Work to do: Using the data below, tally the lines that include the string "JSON". Only the number is wanted.

Extracted records:
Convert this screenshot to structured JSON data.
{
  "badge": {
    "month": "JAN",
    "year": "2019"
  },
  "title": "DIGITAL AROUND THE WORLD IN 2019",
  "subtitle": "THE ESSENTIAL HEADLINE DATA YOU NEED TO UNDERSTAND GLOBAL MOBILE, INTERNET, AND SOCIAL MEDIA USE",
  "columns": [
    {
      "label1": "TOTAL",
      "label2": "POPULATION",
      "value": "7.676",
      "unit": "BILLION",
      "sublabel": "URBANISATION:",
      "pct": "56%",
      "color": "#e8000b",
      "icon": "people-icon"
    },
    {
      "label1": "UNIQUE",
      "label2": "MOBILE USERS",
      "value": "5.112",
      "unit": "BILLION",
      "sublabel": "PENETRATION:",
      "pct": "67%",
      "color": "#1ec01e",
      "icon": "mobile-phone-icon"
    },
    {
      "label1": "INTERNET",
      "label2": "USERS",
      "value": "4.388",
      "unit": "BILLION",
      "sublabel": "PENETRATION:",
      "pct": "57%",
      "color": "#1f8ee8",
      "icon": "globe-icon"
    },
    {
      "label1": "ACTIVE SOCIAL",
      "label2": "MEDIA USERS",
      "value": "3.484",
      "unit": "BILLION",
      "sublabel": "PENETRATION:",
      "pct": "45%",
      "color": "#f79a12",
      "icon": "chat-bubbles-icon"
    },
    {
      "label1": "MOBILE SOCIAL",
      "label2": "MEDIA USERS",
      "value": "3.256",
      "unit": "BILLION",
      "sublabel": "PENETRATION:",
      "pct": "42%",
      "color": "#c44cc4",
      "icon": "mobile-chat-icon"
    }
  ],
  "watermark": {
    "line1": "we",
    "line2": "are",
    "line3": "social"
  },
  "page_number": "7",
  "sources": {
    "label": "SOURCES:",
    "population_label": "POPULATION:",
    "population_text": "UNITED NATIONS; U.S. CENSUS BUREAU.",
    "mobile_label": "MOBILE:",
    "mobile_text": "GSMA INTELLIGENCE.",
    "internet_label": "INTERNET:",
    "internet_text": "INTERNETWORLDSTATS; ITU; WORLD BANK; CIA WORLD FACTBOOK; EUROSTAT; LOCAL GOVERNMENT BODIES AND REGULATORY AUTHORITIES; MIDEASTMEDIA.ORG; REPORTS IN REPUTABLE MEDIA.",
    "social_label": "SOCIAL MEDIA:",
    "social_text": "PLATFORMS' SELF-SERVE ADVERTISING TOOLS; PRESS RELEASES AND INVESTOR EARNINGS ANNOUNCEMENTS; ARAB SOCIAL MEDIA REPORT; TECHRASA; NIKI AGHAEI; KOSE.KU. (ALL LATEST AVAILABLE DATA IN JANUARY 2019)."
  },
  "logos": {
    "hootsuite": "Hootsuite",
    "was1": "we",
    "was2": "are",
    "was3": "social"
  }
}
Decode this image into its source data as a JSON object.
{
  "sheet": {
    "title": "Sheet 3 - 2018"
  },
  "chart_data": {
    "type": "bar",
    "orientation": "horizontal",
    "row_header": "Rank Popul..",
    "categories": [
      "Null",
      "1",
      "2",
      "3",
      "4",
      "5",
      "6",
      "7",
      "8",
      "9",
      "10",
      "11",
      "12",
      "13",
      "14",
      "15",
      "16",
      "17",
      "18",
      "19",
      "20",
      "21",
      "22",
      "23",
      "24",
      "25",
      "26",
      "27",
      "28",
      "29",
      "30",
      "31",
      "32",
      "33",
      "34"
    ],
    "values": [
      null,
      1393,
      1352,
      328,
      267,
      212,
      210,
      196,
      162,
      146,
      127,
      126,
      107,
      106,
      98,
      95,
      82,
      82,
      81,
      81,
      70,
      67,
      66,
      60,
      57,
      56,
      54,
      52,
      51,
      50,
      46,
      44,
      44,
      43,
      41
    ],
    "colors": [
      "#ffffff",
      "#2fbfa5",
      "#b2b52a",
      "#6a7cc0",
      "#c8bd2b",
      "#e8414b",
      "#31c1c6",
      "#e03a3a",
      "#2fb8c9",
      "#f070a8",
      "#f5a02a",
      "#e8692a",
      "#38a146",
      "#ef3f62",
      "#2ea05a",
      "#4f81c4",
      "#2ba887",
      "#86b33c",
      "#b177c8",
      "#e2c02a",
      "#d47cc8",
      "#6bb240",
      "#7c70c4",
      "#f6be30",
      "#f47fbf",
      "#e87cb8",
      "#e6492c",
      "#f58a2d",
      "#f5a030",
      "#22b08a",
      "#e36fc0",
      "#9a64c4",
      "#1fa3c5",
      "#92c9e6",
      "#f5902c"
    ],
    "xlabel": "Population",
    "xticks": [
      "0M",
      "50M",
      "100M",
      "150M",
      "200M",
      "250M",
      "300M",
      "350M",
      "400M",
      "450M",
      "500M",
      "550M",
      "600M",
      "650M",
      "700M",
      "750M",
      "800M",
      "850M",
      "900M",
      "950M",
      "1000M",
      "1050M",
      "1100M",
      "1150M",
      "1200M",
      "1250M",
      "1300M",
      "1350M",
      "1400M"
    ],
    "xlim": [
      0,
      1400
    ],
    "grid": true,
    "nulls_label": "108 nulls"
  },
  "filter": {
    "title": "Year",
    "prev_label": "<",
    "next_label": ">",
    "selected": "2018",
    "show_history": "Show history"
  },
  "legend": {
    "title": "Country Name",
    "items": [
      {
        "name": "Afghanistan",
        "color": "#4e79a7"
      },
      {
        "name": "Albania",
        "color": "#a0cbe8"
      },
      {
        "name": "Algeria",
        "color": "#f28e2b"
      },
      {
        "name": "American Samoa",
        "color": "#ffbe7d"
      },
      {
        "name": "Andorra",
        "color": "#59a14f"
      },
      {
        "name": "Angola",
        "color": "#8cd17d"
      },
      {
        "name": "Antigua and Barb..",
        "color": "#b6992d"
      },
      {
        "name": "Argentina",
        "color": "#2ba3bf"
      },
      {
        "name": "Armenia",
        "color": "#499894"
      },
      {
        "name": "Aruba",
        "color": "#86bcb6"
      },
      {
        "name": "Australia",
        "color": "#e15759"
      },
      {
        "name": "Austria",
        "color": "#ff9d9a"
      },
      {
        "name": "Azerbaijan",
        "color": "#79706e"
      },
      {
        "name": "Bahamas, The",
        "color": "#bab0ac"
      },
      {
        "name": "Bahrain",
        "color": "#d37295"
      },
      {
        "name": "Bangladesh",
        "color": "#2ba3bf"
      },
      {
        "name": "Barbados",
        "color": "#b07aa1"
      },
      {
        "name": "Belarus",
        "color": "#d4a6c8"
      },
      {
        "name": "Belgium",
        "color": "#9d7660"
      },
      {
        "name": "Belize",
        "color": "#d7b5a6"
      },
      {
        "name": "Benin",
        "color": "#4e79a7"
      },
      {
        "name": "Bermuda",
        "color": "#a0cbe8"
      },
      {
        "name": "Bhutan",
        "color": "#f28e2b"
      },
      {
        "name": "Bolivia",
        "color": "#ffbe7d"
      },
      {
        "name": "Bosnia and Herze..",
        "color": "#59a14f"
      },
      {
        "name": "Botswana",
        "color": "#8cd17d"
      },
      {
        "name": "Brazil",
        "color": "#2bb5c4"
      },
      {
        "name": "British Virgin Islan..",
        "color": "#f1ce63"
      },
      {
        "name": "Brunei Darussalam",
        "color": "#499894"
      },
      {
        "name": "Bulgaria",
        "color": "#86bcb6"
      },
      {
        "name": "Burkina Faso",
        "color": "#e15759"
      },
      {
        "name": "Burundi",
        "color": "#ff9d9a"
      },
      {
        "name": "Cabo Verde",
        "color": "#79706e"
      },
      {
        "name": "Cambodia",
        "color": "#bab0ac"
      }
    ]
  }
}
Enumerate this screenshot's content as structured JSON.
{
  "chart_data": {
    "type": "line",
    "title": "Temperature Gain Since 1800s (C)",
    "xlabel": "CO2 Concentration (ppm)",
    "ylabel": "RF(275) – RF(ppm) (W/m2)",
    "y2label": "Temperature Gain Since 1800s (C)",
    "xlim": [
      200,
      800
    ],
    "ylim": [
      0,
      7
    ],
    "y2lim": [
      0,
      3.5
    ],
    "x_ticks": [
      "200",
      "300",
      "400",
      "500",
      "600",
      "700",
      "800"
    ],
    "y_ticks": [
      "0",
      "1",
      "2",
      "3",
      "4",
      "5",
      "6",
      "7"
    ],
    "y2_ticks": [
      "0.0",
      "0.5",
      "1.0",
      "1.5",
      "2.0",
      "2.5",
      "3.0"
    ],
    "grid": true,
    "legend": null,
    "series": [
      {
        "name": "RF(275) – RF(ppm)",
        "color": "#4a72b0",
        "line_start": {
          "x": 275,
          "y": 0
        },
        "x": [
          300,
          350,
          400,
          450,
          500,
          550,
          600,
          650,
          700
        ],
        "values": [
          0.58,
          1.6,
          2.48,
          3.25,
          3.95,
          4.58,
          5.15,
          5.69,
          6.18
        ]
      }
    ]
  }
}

The reply: 3